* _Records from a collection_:
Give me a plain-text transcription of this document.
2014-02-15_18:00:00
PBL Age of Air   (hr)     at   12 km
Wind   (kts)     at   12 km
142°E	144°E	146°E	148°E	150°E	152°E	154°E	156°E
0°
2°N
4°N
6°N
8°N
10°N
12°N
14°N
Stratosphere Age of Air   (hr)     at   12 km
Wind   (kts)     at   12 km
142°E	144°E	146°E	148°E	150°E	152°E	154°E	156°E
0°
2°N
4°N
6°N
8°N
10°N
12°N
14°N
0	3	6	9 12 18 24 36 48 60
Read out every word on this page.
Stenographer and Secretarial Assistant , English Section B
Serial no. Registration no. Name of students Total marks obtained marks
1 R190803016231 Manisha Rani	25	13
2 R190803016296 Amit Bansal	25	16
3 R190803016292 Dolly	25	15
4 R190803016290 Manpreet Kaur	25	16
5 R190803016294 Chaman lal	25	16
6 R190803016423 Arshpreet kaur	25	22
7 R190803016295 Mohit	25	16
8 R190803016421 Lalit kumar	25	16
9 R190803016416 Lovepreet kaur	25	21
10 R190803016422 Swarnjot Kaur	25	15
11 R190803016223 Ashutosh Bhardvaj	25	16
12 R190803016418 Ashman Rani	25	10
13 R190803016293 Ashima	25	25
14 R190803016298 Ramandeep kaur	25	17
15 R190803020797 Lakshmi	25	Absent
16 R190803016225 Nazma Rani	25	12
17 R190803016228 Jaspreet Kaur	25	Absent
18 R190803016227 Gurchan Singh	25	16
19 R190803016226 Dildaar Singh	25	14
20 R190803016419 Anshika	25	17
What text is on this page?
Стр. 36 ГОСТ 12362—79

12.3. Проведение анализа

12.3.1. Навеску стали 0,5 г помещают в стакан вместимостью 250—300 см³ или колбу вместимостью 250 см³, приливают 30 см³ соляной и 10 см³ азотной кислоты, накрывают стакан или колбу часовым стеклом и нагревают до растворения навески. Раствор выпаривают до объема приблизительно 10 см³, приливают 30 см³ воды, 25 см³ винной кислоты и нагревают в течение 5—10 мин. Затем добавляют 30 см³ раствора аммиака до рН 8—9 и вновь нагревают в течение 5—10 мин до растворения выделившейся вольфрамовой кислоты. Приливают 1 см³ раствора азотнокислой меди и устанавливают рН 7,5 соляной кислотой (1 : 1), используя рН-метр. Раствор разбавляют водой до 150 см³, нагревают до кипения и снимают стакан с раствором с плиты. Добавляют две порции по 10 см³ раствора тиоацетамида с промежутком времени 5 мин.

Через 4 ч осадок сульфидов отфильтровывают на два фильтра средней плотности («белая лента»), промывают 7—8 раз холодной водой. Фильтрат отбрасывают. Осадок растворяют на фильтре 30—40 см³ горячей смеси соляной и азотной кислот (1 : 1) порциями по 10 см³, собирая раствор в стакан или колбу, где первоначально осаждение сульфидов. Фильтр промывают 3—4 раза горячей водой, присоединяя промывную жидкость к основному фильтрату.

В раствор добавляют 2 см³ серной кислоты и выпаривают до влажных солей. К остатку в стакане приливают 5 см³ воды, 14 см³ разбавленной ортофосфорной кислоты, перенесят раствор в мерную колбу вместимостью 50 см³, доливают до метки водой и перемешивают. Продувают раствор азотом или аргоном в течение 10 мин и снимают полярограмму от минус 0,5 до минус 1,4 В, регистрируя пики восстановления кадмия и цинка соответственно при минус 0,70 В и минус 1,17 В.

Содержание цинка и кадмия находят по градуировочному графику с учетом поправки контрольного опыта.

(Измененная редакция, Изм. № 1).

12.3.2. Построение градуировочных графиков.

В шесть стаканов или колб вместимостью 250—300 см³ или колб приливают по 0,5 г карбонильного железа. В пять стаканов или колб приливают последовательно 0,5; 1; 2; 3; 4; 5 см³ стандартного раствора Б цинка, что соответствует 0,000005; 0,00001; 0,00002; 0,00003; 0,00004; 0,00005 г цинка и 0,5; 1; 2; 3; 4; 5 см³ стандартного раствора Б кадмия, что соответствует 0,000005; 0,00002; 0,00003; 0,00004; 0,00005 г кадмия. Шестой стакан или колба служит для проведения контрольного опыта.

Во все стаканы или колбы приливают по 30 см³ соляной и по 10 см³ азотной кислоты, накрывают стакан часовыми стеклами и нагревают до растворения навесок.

* _Your task_:
Among these entries, how many lines include the string "Singh"? Reply with the number by itself.

* _Written reply_:
2